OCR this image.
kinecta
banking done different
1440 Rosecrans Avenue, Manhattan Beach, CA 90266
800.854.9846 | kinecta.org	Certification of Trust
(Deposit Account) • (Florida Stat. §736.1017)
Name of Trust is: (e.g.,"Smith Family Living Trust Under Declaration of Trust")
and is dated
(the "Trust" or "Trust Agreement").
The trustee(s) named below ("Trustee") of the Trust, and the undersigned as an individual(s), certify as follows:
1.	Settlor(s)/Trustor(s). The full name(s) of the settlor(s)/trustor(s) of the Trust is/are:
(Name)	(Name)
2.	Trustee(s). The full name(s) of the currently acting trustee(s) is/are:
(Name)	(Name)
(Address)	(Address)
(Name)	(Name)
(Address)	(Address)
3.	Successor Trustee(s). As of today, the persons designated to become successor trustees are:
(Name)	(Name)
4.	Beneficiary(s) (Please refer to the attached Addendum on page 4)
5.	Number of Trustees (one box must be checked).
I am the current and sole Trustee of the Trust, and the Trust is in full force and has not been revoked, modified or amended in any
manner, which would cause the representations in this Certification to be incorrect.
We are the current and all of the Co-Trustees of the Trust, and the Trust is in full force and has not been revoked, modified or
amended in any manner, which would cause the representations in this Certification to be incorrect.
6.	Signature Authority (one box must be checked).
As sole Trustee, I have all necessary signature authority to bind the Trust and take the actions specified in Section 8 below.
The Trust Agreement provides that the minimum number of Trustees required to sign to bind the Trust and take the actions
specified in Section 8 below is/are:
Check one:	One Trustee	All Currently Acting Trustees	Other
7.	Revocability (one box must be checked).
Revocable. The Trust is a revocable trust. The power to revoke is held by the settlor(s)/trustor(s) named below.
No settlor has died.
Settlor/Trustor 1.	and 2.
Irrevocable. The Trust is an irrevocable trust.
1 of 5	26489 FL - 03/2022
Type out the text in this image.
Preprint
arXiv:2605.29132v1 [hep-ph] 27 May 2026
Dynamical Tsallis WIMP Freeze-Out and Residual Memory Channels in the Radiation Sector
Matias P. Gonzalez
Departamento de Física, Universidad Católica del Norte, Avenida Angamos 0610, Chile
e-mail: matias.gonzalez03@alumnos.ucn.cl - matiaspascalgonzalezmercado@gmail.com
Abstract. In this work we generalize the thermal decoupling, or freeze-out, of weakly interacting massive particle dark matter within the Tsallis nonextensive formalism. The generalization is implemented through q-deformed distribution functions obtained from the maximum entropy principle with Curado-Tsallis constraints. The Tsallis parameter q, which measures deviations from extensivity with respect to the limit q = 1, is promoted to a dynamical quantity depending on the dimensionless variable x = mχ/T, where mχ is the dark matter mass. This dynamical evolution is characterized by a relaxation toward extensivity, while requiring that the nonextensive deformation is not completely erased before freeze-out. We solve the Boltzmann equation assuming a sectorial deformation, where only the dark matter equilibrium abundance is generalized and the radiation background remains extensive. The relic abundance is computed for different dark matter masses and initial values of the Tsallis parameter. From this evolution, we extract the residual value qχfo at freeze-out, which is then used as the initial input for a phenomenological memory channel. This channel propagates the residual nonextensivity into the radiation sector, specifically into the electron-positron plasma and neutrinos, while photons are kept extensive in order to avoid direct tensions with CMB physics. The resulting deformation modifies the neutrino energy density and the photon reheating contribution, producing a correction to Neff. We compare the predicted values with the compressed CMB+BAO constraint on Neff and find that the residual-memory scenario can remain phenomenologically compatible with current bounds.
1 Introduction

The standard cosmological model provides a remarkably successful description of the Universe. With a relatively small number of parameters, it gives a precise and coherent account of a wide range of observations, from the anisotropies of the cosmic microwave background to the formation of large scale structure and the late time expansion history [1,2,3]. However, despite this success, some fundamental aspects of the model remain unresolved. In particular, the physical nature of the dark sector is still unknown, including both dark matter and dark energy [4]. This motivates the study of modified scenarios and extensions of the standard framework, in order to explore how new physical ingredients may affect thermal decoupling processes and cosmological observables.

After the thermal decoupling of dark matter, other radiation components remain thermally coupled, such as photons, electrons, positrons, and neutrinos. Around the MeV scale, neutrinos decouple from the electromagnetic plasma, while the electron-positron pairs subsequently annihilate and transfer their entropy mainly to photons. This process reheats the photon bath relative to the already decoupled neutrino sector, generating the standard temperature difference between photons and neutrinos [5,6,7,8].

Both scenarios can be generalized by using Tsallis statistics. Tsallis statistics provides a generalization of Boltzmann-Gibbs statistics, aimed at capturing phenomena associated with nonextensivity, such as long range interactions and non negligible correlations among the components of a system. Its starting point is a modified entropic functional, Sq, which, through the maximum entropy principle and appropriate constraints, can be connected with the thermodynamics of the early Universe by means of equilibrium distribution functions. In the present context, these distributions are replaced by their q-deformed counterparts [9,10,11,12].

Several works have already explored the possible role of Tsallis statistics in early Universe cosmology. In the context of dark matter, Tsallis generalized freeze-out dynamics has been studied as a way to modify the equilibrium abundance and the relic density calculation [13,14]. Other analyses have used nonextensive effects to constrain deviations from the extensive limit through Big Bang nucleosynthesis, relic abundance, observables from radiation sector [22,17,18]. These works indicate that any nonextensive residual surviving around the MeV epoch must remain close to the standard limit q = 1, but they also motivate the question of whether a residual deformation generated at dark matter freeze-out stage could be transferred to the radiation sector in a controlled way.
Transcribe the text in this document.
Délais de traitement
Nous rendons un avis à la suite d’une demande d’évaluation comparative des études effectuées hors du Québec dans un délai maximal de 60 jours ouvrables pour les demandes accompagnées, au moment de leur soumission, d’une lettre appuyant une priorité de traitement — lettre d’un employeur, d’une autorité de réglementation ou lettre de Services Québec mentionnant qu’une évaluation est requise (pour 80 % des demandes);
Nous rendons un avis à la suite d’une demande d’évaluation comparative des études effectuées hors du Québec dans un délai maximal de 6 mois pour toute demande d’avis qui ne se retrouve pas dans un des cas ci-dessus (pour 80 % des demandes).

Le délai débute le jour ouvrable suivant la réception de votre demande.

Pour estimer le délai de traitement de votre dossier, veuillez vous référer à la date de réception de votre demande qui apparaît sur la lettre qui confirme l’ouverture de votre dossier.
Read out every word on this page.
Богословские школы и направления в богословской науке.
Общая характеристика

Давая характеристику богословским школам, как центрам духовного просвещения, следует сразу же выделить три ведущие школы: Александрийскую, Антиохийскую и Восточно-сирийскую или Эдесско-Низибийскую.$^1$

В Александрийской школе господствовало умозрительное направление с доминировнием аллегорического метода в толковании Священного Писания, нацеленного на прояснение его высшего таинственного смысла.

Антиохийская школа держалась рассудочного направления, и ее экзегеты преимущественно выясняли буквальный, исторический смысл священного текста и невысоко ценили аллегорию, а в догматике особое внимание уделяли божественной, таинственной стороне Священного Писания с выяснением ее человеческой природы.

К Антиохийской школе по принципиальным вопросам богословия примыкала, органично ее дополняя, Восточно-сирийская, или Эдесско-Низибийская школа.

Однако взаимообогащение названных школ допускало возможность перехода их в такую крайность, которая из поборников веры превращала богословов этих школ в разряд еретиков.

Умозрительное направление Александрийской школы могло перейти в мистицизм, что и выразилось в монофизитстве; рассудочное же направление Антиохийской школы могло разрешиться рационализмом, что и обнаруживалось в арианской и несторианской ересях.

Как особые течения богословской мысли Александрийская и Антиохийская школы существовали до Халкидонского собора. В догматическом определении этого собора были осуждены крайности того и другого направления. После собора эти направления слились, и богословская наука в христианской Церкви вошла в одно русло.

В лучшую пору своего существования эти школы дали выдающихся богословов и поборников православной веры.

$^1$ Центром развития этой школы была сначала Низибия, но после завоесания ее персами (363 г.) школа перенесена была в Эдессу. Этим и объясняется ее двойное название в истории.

EXERCISE GOAL: Write out every record verbatim.

THE RESPONSE:
OCR this image.
kinecta
banking done different
1440 Rosecrans Avenue, Manhattan Beach, CA 90266
800.854.9846 | kinecta.org	Certification of Trust
(Deposit Account) • (Florida Stat. §736.1017)
Name of Trust is: (e.g.,"Smith Family Living Trust Under Declaration of Trust")
and is dated
(the "Trust" or "Trust Agreement").
The trustee(s) named below ("Trustee") of the Trust, and the undersigned as an individual(s), certify as follows:
1.	Settlor(s)/Trustor(s). The full name(s) of the settlor(s)/trustor(s) of the Trust is/are:
(Name)	(Name)
2.	Trustee(s). The full name(s) of the currently acting trustee(s) is/are:
(Name)	(Name)
(Address)	(Address)
(Name)	(Name)
(Address)	(Address)
3.	Successor Trustee(s). As of today, the persons designated to become successor trustees are:
(Name)	(Name)
4.	Beneficiary(s) (Please refer to the attached Addendum on page 4)
5.	Number of Trustees (one box must be checked).
I am the current and sole Trustee of the Trust, and the Trust is in full force and has not been revoked, modified or amended in any
manner, which would cause the representations in this Certification to be incorrect.
We are the current and all of the Co-Trustees of the Trust, and the Trust is in full force and has not been revoked, modified or
amended in any manner, which would cause the representations in this Certification to be incorrect.
6.	Signature Authority (one box must be checked).
As sole Trustee, I have all necessary signature authority to bind the Trust and take the actions specified in Section 8 below.
The Trust Agreement provides that the minimum number of Trustees required to sign to bind the Trust and take the actions
specified in Section 8 below is/are:
Check one:	One Trustee	All Currently Acting Trustees	Other
7.	Revocability (one box must be checked).
Revocable. The Trust is a revocable trust. The power to revoke is held by the settlor(s)/trustor(s) named below.
No settlor has died.
Settlor/Trustor 1.	and 2.
Irrevocable. The Trust is an irrevocable trust.
1 of 5	26489 FL - 03/2022
Type out the text in this image.
Preprint
arXiv:2605.29132v1 [hep-ph] 27 May 2026
Dynamical Tsallis WIMP Freeze-Out and Residual Memory Channels in the Radiation Sector
Matias P. Gonzalez
Departamento de Física, Universidad Católica del Norte, Avenida Angamos 0610, Chile
e-mail: matias.gonzalez03@alumnos.ucn.cl - matiaspascalgonzalezmercado@gmail.com
Abstract. In this work we generalize the thermal decoupling, or freeze-out, of weakly interacting massive particle dark matter within the Tsallis nonextensive formalism. The generalization is implemented through q-deformed distribution functions obtained from the maximum entropy principle with Curado-Tsallis constraints. The Tsallis parameter q, which measures deviations from extensivity with respect to the limit q = 1, is promoted to a dynamical quantity depending on the dimensionless variable x = mχ/T, where mχ is the dark matter mass. This dynamical evolution is characterized by a relaxation toward extensivity, while requiring that the nonextensive deformation is not completely erased before freeze-out. We solve the Boltzmann equation assuming a sectorial deformation, where only the dark matter equilibrium abundance is generalized and the radiation background remains extensive. The relic abundance is computed for different dark matter masses and initial values of the Tsallis parameter. From this evolution, we extract the residual value qχfo at freeze-out, which is then used as the initial input for a phenomenological memory channel. This channel propagates the residual nonextensivity into the radiation sector, specifically into the electron-positron plasma and neutrinos, while photons are kept extensive in order to avoid direct tensions with CMB physics. The resulting deformation modifies the neutrino energy density and the photon reheating contribution, producing a correction to Neff. We compare the predicted values with the compressed CMB+BAO constraint on Neff and find that the residual-memory scenario can remain phenomenologically compatible with current bounds.
1 Introduction

The standard cosmological model provides a remarkably successful description of the Universe. With a relatively small number of parameters, it gives a precise and coherent account of a wide range of observations, from the anisotropies of the cosmic microwave background to the formation of large scale structure and the late time expansion history [1,2,3]. However, despite this success, some fundamental aspects of the model remain unresolved. In particular, the physical nature of the dark sector is still unknown, including both dark matter and dark energy [4]. This motivates the study of modified scenarios and extensions of the standard framework, in order to explore how new physical ingredients may affect thermal decoupling processes and cosmological observables.

After the thermal decoupling of dark matter, other radiation components remain thermally coupled, such as photons, electrons, positrons, and neutrinos. Around the MeV scale, neutrinos decouple from the electromagnetic plasma, while the electron-positron pairs subsequently annihilate and transfer their entropy mainly to photons. This process reheats the photon bath relative to the already decoupled neutrino sector, generating the standard temperature difference between photons and neutrinos [5,6,7,8].

Both scenarios can be generalized by using Tsallis statistics. Tsallis statistics provides a generalization of Boltzmann-Gibbs statistics, aimed at capturing phenomena associated with nonextensivity, such as long range interactions and non negligible correlations among the components of a system. Its starting point is a modified entropic functional, Sq, which, through the maximum entropy principle and appropriate constraints, can be connected with the thermodynamics of the early Universe by means of equilibrium distribution functions. In the present context, these distributions are replaced by their q-deformed counterparts [9,10,11,12].

Several works have already explored the possible role of Tsallis statistics in early Universe cosmology. In the context of dark matter, Tsallis generalized freeze-out dynamics has been studied as a way to modify the equilibrium abundance and the relic density calculation [13,14]. Other analyses have used nonextensive effects to constrain deviations from the extensive limit through Big Bang nucleosynthesis, relic abundance, observables from radiation sector [22,17,18]. These works indicate that any nonextensive residual surviving around the MeV epoch must remain close to the standard limit q = 1, but they also motivate the question of whether a residual deformation generated at dark matter freeze-out stage could be transferred to the radiation sector in a controlled way.
Transcribe the text in this document.
Délais de traitement
Nous rendons un avis à la suite d’une demande d’évaluation comparative des études effectuées hors du Québec dans un délai maximal de 60 jours ouvrables pour les demandes accompagnées, au moment de leur soumission, d’une lettre appuyant une priorité de traitement — lettre d’un employeur, d’une autorité de réglementation ou lettre de Services Québec mentionnant qu’une évaluation est requise (pour 80 % des demandes);
Nous rendons un avis à la suite d’une demande d’évaluation comparative des études effectuées hors du Québec dans un délai maximal de 6 mois pour toute demande d’avis qui ne se retrouve pas dans un des cas ci-dessus (pour 80 % des demandes).

Le délai débute le jour ouvrable suivant la réception de votre demande.

Pour estimer le délai de traitement de votre dossier, veuillez vous référer à la date de réception de votre demande qui apparaît sur la lettre qui confirme l’ouverture de votre dossier.
Read out every word on this page.
Богословские школы и направления в богословской науке.
Общая характеристика

Давая характеристику богословским школам, как центрам духовного просвещения, следует сразу же выделить три ведущие школы: Александрийскую, Антиохийскую и Восточно-сирийскую или Эдесско-Низибийскую.$^1$

В Александрийской школе господствовало умозрительное направление с доминировнием аллегорического метода в толковании Священного Писания, нацеленного на прояснение его высшего таинственного смысла.

Антиохийская школа держалась рассудочного направления, и ее экзегеты преимущественно выясняли буквальный, исторический смысл священного текста и невысоко ценили аллегорию, а в догматике особое внимание уделяли божественной, таинственной стороне Священного Писания с выяснением ее человеческой природы.

К Антиохийской школе по принципиальным вопросам богословия примыкала, органично ее дополняя, Восточно-сирийская, или Эдесско-Низибийская школа.

Однако взаимообогащение названных школ допускало возможность перехода их в такую крайность, которая из поборников веры превращала богословов этих школ в разряд еретиков.

Умозрительное направление Александрийской школы могло перейти в мистицизм, что и выразилось в монофизитстве; рассудочное же направление Антиохийской школы могло разрешиться рационализмом, что и обнаруживалось в арианской и несторианской ересях.

Как особые течения богословской мысли Александрийская и Антиохийская школы существовали до Халкидонского собора. В догматическом определении этого собора были осуждены крайности того и другого направления. После собора эти направления слились, и богословская наука в христианской Церкви вошла в одно русло.

В лучшую пору своего существования эти школы дали выдающихся богословов и поборников православной веры.

$^1$ Центром развития этой школы была сначала Низибия, но после завоесания ее персами (363 г.) школа перенесена была в Эдессу. Этим и объясняется ее двойное название в истории.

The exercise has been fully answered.